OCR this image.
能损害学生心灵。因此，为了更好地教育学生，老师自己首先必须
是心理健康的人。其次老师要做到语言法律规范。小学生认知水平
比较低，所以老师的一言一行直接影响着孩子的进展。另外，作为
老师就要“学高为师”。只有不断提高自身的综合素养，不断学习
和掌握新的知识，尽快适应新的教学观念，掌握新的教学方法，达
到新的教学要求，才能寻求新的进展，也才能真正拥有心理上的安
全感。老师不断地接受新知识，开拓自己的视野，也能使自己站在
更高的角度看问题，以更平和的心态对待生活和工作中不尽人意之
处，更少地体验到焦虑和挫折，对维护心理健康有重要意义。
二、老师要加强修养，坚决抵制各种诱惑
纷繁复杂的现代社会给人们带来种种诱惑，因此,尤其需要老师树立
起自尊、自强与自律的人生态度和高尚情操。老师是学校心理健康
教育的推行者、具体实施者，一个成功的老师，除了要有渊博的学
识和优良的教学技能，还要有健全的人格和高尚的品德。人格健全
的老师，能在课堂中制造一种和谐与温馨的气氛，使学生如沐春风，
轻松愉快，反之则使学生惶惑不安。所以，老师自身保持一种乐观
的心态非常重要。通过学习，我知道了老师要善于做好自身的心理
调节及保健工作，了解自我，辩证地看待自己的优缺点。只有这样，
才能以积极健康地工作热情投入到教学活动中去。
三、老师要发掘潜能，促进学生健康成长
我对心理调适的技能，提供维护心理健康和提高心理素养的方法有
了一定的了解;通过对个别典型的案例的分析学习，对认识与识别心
______________________________
EXERCISE DESCRIPTION:
Nothing may be left out: return each entry exactly as it reads.

TASK RESULT:
OCR this image.
能损害学生心灵。因此，为了更好地教育学生，老师自己首先必须
是心理健康的人。其次老师要做到语言法律规范。小学生认知水平
比较低，所以老师的一言一行直接影响着孩子的进展。另外，作为
老师就要“学高为师”。只有不断提高自身的综合素养，不断学习
和掌握新的知识，尽快适应新的教学观念，掌握新的教学方法，达
到新的教学要求，才能寻求新的进展，也才能真正拥有心理上的安
全感。老师不断地接受新知识，开拓自己的视野，也能使自己站在
更高的角度看问题，以更平和的心态对待生活和工作中不尽人意之
处，更少地体验到焦虑和挫折，对维护心理健康有重要意义。
二、老师要加强修养，坚决抵制各种诱惑
纷繁复杂的现代社会给人们带来种种诱惑，因此,尤其需要老师树立
起自尊、自强与自律的人生态度和高尚情操。老师是学校心理健康
教育的推行者、具体实施者，一个成功的老师，除了要有渊博的学
识和优良的教学技能，还要有健全的人格和高尚的品德。人格健全
的老师，能在课堂中制造一种和谐与温馨的气氛，使学生如沐春风，
轻松愉快，反之则使学生惶惑不安。所以，老师自身保持一种乐观
的心态非常重要。通过学习，我知道了老师要善于做好自身的心理
调节及保健工作，了解自我，辩证地看待自己的优缺点。只有这样，
才能以积极健康地工作热情投入到教学活动中去。
三、老师要发掘潜能，促进学生健康成长
我对心理调适的技能，提供维护心理健康和提高心理素养的方法有
了一定的了解;通过对个别典型的案例的分析学习，对认识与识别心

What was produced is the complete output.